**Exercise goal:** Transcribe the listing that follows in full, omitting pictures.

**Records shown:**
########

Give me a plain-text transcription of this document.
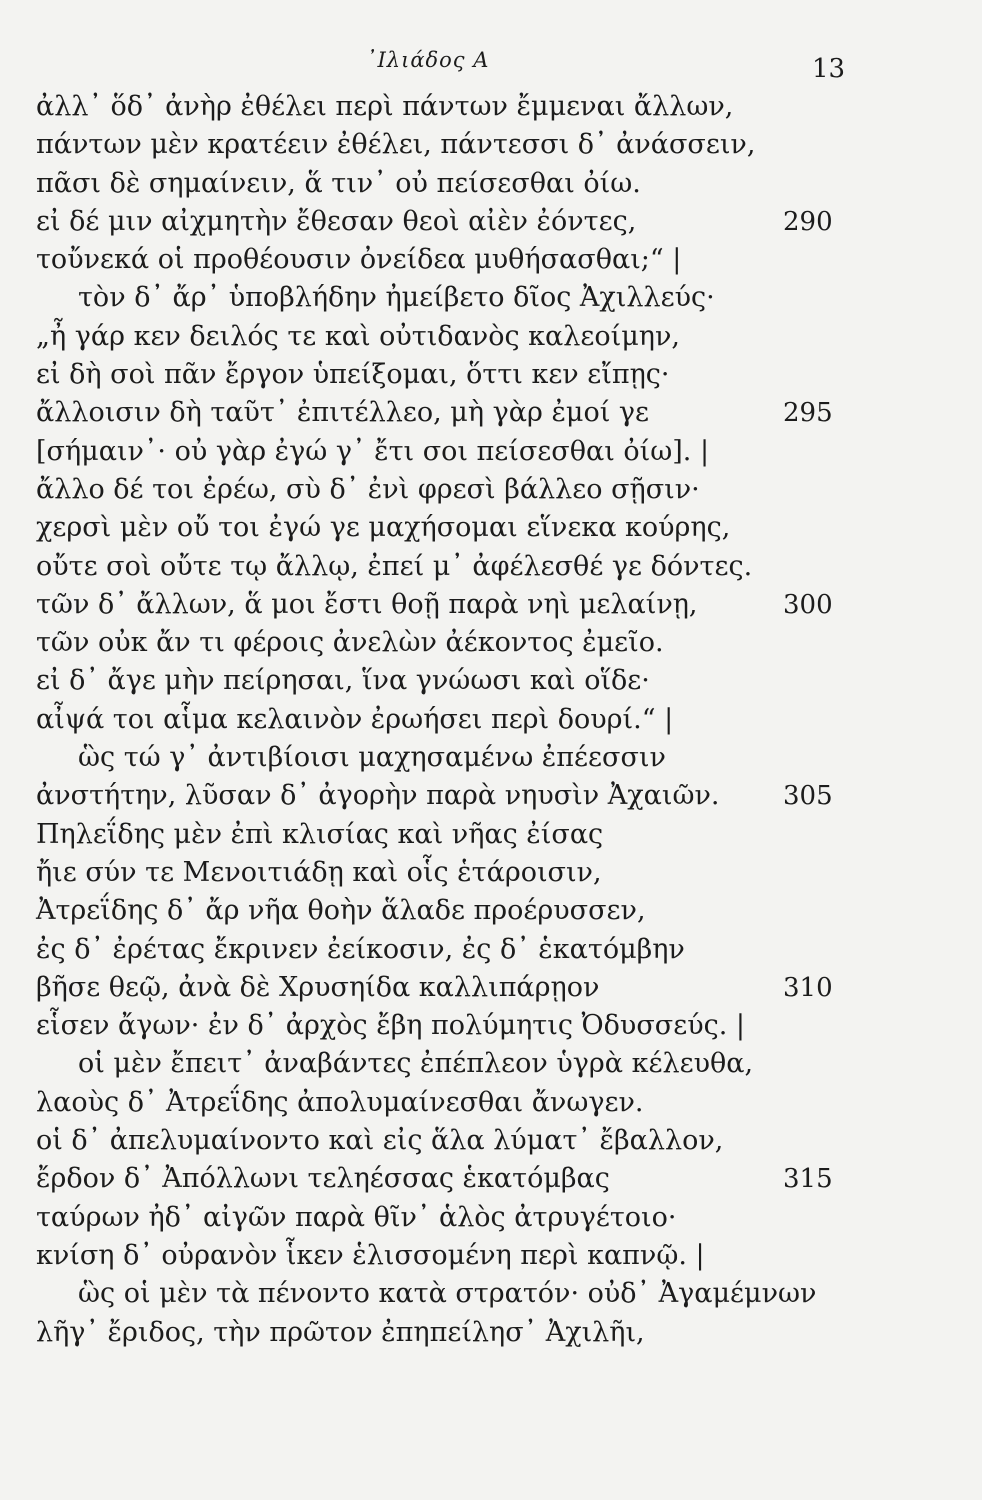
᾿Ιλιάδος Α	13
ἀλλ᾽ ὅδ᾽ ἀνὴρ ἐθέλει περὶ πάντων ἔμμεναι ἄλλων,
πάντων μὲν κρατέειν ἐθέλει, πάντεσσι δ᾽ ἀνάσσειν,
πᾶσι δὲ σημαίνειν, ἅ τιν᾽ οὐ πείσεσθαι ὀίω.
εἰ δέ μιν αἰχμητὴν ἔθεσαν θεοὶ αἰὲν ἐόντες,	290
τοὔνεκά οἱ προθέουσιν ὀνείδεα μυθήσασθαι;“ |
τὸν δ᾽ ἄρ᾽ ὑποβλήδην ἠμείβετο δῖος Ἀχιλλεύς·
„ἦ γάρ κεν δειλός τε καὶ οὐτιδανὸς καλεοίμην,
εἰ δὴ σοὶ πᾶν ἔργον ὑπείξομαι, ὅττι κεν εἴπῃς·
ἄλλοισιν δὴ ταῦτ᾽ ἐπιτέλλεο, μὴ γὰρ ἐμοί γε	295
[σήμαιν᾽· οὐ γὰρ ἐγώ γ᾽ ἔτι σοι πείσεσθαι ὀίω]. |
ἄλλο δέ τοι ἐρέω, σὺ δ᾽ ἐνὶ φρεσὶ βάλλεο σῇσιν·
χερσὶ μὲν οὔ τοι ἐγώ γε μαχήσομαι εἵνεκα κούρης,
οὔτε σοὶ οὔτε τῳ ἄλλῳ, ἐπεί μ᾽ ἀφέλεσθέ γε δόντες.
τῶν δ᾽ ἄλλων, ἅ μοι ἔστι θοῇ παρὰ νηὶ μελαίνῃ,	300
τῶν οὐκ ἄν τι φέροις ἀνελὼν ἀέκοντος ἐμεῖο.
εἰ δ᾽ ἄγε μὴν πείρησαι, ἵνα γνώωσι καὶ οἵδε·
αἶψά τοι αἷμα κελαινὸν ἐρωήσει περὶ δουρί.“ |
ὣς τώ γ᾽ ἀντιβίοισι μαχησαμένω ἐπέεσσιν
ἀνστήτην, λῦσαν δ᾽ ἀγορὴν παρὰ νηυσὶν Ἀχαιῶν. 305
Πηλεΐδης μὲν ἐπὶ κλισίας καὶ νῆας ἐίσας
ἤιε σύν τε Μενοιτιάδῃ καὶ οἷς ἑτάροισιν,
Ἀτρεΐδης δ᾽ ἄρ νῆα θοὴν ἅλαδε προέρυσσεν,
ἐς δ᾽ ἐρέτας ἔκρινεν ἐείκοσιν, ἐς δ᾽ ἑκατόμβην
βῆσε θεῷ, ἀνὰ δὲ Χρυσηίδα καλλιπάρῃον	310
εἷσεν ἄγων· ἐν δ᾽ ἀρχὸς ἔβη πολύμητις Ὀδυσσεύς. |
οἱ μὲν ἔπειτ᾽ ἀναβάντες ἐπέπλεον ὑγρὰ κέλευθα,
λαοὺς δ᾽ Ἀτρεΐδης ἀπολυμαίνεσθαι ἄνωγεν.
οἱ δ᾽ ἀπελυμαίνοντο καὶ εἰς ἅλα λύματ᾽ ἔβαλλον,
ἔρδον δ᾽ Ἀπόλλωνι τεληέσσας ἑκατόμβας	315
ταύρων ἠδ᾽ αἰγῶν παρὰ θῖν᾽ ἁλὸς ἀτρυγέτοιο·
κνίση δ᾽ οὐρανὸν ἷκεν ἑλισσομένη περὶ καπνῷ. |
ὣς οἱ μὲν τὰ πένοντο κατὰ στρατόν· οὐδ᾽ Ἀγαμέμνων
λῆγ᾽ ἔριδος, τὴν πρῶτον ἐπηπείλησ᾽ Ἀχιλῆι,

########

**Result for this exercise:**
Give me a plain-text transcription of this document.
᾿Ιλιάδος Α	13
ἀλλ᾽ ὅδ᾽ ἀνὴρ ἐθέλει περὶ πάντων ἔμμεναι ἄλλων,
πάντων μὲν κρατέειν ἐθέλει, πάντεσσι δ᾽ ἀνάσσειν,
πᾶσι δὲ σημαίνειν, ἅ τιν᾽ οὐ πείσεσθαι ὀίω.
εἰ δέ μιν αἰχμητὴν ἔθεσαν θεοὶ αἰὲν ἐόντες,	290
τοὔνεκά οἱ προθέουσιν ὀνείδεα μυθήσασθαι;“ |
τὸν δ᾽ ἄρ᾽ ὑποβλήδην ἠμείβετο δῖος Ἀχιλλεύς·
„ἦ γάρ κεν δειλός τε καὶ οὐτιδανὸς καλεοίμην,
εἰ δὴ σοὶ πᾶν ἔργον ὑπείξομαι, ὅττι κεν εἴπῃς·
ἄλλοισιν δὴ ταῦτ᾽ ἐπιτέλλεο, μὴ γὰρ ἐμοί γε	295
[σήμαιν᾽· οὐ γὰρ ἐγώ γ᾽ ἔτι σοι πείσεσθαι ὀίω]. |
ἄλλο δέ τοι ἐρέω, σὺ δ᾽ ἐνὶ φρεσὶ βάλλεο σῇσιν·
χερσὶ μὲν οὔ τοι ἐγώ γε μαχήσομαι εἵνεκα κούρης,
οὔτε σοὶ οὔτε τῳ ἄλλῳ, ἐπεί μ᾽ ἀφέλεσθέ γε δόντες.
τῶν δ᾽ ἄλλων, ἅ μοι ἔστι θοῇ παρὰ νηὶ μελαίνῃ,	300
τῶν οὐκ ἄν τι φέροις ἀνελὼν ἀέκοντος ἐμεῖο.
εἰ δ᾽ ἄγε μὴν πείρησαι, ἵνα γνώωσι καὶ οἵδε·
αἶψά τοι αἷμα κελαινὸν ἐρωήσει περὶ δουρί.“ |
ὣς τώ γ᾽ ἀντιβίοισι μαχησαμένω ἐπέεσσιν
ἀνστήτην, λῦσαν δ᾽ ἀγορὴν παρὰ νηυσὶν Ἀχαιῶν. 305
Πηλεΐδης μὲν ἐπὶ κλισίας καὶ νῆας ἐίσας
ἤιε σύν τε Μενοιτιάδῃ καὶ οἷς ἑτάροισιν,
Ἀτρεΐδης δ᾽ ἄρ νῆα θοὴν ἅλαδε προέρυσσεν,
ἐς δ᾽ ἐρέτας ἔκρινεν ἐείκοσιν, ἐς δ᾽ ἑκατόμβην
βῆσε θεῷ, ἀνὰ δὲ Χρυσηίδα καλλιπάρῃον	310
εἷσεν ἄγων· ἐν δ᾽ ἀρχὸς ἔβη πολύμητις Ὀδυσσεύς. |
οἱ μὲν ἔπειτ᾽ ἀναβάντες ἐπέπλεον ὑγρὰ κέλευθα,
λαοὺς δ᾽ Ἀτρεΐδης ἀπολυμαίνεσθαι ἄνωγεν.
οἱ δ᾽ ἀπελυμαίνοντο καὶ εἰς ἅλα λύματ᾽ ἔβαλλον,
ἔρδον δ᾽ Ἀπόλλωνι τεληέσσας ἑκατόμβας	315
ταύρων ἠδ᾽ αἰγῶν παρὰ θῖν᾽ ἁλὸς ἀτρυγέτοιο·
κνίση δ᾽ οὐρανὸν ἷκεν ἑλισσομένη περὶ καπνῷ. |
ὣς οἱ μὲν τὰ πένοντο κατὰ στρατόν· οὐδ᾽ Ἀγαμέμνων
λῆγ᾽ ἔριδος, τὴν πρῶτον ἐπηπείλησ᾽ Ἀχιλῆι,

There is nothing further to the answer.